[Data records]
------------------------------
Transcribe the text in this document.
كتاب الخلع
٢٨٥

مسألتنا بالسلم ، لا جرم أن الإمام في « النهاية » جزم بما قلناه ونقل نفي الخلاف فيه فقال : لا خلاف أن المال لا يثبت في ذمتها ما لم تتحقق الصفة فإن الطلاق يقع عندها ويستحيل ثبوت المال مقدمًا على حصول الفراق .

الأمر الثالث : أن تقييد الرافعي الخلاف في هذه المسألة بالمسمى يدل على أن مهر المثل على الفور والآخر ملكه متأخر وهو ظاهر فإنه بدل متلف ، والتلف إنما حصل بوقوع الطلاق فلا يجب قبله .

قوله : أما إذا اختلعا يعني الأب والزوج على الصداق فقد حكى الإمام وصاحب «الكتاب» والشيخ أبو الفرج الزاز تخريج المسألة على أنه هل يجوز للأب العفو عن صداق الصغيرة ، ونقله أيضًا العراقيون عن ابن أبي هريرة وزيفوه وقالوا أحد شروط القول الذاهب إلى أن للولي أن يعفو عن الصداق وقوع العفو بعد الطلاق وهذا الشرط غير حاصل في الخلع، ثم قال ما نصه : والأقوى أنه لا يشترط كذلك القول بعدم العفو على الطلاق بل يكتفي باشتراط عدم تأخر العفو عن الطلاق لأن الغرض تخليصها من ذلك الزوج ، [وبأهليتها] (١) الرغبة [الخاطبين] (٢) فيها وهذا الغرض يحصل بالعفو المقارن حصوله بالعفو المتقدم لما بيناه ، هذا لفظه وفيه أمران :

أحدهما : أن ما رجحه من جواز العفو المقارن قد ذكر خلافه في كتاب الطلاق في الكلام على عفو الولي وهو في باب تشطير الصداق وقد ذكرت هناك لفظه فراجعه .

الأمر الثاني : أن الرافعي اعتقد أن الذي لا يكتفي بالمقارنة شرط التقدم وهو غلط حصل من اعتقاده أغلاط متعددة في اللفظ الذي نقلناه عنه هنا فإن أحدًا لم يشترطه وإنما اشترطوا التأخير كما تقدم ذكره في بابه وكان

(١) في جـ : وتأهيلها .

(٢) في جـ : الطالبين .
------------------------------
**Task**
List all lines above in which the string "العفو" appears.

**Answer in full**
قوله : أما إذا اختلعا يعني الأب والزوج على الصداق فقد حكى الإمام وصاحب «الكتاب» والشيخ أبو الفرج الزاز تخريج المسألة على أنه هل يجوز للأب العفو عن صداق الصغيرة ، ونقله أيضًا العراقيون عن ابن أبي هريرة وزيفوه وقالوا أحد شروط القول الذاهب إلى أن للولي أن يعفو عن الصداق وقوع العفو بعد الطلاق وهذا الشرط غير حاصل في الخلع، ثم قال ما نصه : والأقوى أنه لا يشترط كذلك القول بعدم العفو على الطلاق بل يكتفي باشتراط عدم تأخر العفو عن الطلاق لأن الغرض تخليصها من ذلك الزوج ، [وبأهليتها] (١) الرغبة [الخاطبين] (٢) فيها وهذا الغرض يحصل بالعفو المقارن حصوله بالعفو المتقدم لما بيناه ، هذا لفظه وفيه أمران :
أحدهما : أن ما رجحه من جواز العفو المقارن قد ذكر خلافه في كتاب الطلاق في الكلام على عفو الولي وهو في باب تشطير الصداق وقد ذكرت هناك لفظه فراجعه .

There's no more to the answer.